## TUJUAN
1. Sebutkan nomor dan tahun Permendikbud yang dibahas dalam tulisan tentang sekolah lima hari.
2. Dalam tulisan tentang sekolah lima hari, apa saja tindakan yang dapat dilakukan guru sebagai manusia biasa yang punya titik lemah?
3. Lanjutkan tulisan tentang sekolah lima hari mulai dari kalimat terakhirnya.

## BLOK TEKS
=-=-=
Apa salah kami Pa Menteri? Tapi tidak begini caranya.
(Pragmatisme Sekolah 5 Hari)
Saya terpaksa menulis judul ini pada sela-sela perenungan akan kebijakan kemendikbud yang mengeluarkan Permendikbud nomor 23 tahun 2017. Sebelumnya pada beberapa bulan silam ketika kebijakan full day school atau belakangan disebut sekolah lima hari mengemuka di publik, saya justru menulis judul yang mendukung hadirnya full day scholl pada salah satu harian lokal. Oleh karena itu bukan bermaksud berpolitik dengan jejak pikiran yang terlalu cenderung cepat berubah, tetapi saya mengilhami dan mencoba menggali perjalanan saya di medan pendidikan yang pernah saya tempati, sebut saja Nusa Tenggara Timur, sebuah tempat yang banyak mengubah haluan pikiran saya akan paradigma pendidikan. Anggaplah tulisan ini adalah kajian antara pragmatsime dan idealisme terhadap dunia pendidikan utamanya keputusan Pa Muhajir Efendi untuk menyelesaikan persoalan kekurangan jumlah jam guru professional dengan memberlakukan 40 jam seminggu.
Sebuah keputusan dilematis yang pernah ter-iyakan oleh pikiran saya, mengapa? Ada alasan sederhana tetapi bukan tentang jumlah jam yang harus dipenuhi sebagai guru tersertifikasi namun karena alasan kepekaan terhadap anak didik. Saya beranggapan kalau sekolah 8 jam seminggu artinya kita memiliki waktu yang cukup untuk berinteraksi dengan anak didik. Ini sama halnya dalam sebuah keluarga. Antara anak dan orang tua, begitupulah antara guru dan anak didik. Dengan waktu yang cukup banyak, maka akan ada ikatan batin, dan ikatan batin itu penting. Barangkali alasan ini cukup keluar dari pandangan para pakar. Bagi pribadi saya sebagai guru, hubungan personal dan emosional itu penting. Sebab guru hanya manusia biasa yang punya titik lemah, ia bisa marah, membentak, berteriak, bahkan mungkin sampai mencubit anak didiknya, bahkan kalau sepakat ia juga bisa lebih keras dari itu.
=-=-=
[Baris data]
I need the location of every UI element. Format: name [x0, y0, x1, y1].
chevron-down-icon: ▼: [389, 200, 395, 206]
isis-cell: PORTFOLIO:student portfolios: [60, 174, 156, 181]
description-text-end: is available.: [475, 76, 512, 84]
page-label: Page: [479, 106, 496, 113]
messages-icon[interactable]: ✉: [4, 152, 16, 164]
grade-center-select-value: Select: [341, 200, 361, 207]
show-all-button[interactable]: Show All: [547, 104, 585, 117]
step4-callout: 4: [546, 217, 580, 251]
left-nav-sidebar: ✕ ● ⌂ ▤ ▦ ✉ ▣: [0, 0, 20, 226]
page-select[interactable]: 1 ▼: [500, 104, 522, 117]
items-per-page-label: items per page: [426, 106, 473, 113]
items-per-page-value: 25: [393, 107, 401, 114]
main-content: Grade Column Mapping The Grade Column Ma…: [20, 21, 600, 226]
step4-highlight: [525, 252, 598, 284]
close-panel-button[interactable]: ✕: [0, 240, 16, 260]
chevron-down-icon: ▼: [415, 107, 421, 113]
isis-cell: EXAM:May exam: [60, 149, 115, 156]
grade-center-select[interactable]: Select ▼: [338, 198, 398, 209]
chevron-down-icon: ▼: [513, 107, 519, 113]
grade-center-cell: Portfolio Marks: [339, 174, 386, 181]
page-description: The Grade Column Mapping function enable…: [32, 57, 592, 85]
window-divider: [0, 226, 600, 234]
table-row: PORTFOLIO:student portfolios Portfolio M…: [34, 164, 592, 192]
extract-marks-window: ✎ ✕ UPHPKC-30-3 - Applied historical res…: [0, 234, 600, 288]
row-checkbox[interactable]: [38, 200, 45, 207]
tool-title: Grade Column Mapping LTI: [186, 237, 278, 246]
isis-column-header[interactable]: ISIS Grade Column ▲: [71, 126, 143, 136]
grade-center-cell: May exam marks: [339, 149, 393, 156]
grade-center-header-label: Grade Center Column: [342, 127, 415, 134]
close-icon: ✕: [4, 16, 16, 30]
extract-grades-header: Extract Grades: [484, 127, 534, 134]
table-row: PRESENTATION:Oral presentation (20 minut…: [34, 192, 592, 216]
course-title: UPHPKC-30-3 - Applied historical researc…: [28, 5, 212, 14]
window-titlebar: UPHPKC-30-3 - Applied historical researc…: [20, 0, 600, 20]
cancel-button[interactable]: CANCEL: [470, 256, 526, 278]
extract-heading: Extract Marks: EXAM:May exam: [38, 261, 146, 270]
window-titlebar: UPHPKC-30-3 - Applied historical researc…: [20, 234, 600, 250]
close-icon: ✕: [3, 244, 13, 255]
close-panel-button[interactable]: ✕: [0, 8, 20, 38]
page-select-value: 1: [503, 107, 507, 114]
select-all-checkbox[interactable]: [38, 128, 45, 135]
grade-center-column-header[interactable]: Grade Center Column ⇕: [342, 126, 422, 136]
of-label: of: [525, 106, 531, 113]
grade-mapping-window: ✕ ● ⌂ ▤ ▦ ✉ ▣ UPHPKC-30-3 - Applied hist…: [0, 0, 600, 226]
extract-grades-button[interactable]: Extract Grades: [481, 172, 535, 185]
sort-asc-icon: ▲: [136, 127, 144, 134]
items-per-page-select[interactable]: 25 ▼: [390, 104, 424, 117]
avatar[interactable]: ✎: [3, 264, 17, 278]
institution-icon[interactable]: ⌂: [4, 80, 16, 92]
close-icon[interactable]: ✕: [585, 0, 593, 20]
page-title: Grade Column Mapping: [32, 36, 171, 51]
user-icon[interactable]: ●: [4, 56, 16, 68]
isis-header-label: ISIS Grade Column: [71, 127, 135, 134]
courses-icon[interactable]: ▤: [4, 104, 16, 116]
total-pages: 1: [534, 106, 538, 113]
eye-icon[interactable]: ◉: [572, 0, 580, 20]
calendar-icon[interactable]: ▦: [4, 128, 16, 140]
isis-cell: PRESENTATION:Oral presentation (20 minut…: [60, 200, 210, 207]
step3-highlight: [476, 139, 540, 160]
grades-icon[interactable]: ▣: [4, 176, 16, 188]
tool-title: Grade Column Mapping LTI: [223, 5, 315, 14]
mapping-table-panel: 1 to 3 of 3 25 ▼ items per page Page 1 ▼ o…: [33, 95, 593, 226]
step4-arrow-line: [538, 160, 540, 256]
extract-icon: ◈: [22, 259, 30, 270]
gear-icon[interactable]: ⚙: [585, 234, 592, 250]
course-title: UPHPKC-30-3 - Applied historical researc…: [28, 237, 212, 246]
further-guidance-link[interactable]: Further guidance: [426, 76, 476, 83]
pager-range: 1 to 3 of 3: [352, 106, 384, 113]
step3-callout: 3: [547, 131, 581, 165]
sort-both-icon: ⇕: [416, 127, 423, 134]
=-=-=
## JAWABAN LATIHAN
1. Permendikbud nomor 23 tahun 2017.

2. Marah, membentak, berteriak, dan mencubit anak didiknya.

3.
Saya ingat betul ketika masih kecil sering dipukuli dengan ikat pinggang oleh orang tua ketika melakukan kesalahan. Ketika dewasa saya sadar bahwa pukulan ikat pinggang itu menjadi reminder atau semacam alarm pengingat bahwa andai kata tidak ada tindakan seperti itu, maka ada kemungkinan saya tidak berprofesi sebagai seorang pendidik dan menjadi orang terdidik hingga sekarang ini. Pertanyaannya apakah saya menaruh dendam pada orang tua saya? Semua tahu jawabannya, pastilah tidak. Alasannya pun pembaca tahu, semata karena ikatan batin. Alasan sederhana inilah yang membuat pribadi saya sangat setuju dengan sekolah 8 jam sehari. Ketika hubungan personal dan emosional sudah tercipta antara guru dan anak didik, maka teriakan, bentakan, sekuat apapun akan bermakna didikkan dan kasih sayang, bahkan kalau sampai melepas tangan itu pertanda ada sesuatu yang amat tidak patut dilakukan.Contoh berkelahi, meneguk minum keras, merokok, dan melecehkan temannya. Atas dasar alasan itulah saya angkat pendapat dan mendukung sekolah hari.
Belakangan saya sulit menerka kemana arah kebijakan Kemendikbud. Entah menyejahterakan gurukah, melindungi gurukah, atau justru mengobrak-abrik sistem sehingga guru semakin dipusingkan dengan persoalan administrasi mulai dari perangkap pembelajaran, dapodik, sim pkb, ukg, hingga daftar hadir online. Apa yang terjadi Pa Menteri? Maafkan kami jika selalu salah? Tetapi bukan begini caranya. Bahkan belakangan muncul stigma bahwa guru sudah kaya secara financial. Andai kata itu benar, maka sejak anggapan itu muncul saya akan mulai menghitung jumlah kekayaan saya. Ini adalah stigma yang dibangun karena persoalan tunjangan profesi belum bisa mencapai tujuan pendidikan nasional. Ini menurut saya terjadi karena anggaran pendidikan 20% dari APBN dianggap sia-sia dikeluarkan jika sebagiannya hanya sekedar membayar tunjangan profesi.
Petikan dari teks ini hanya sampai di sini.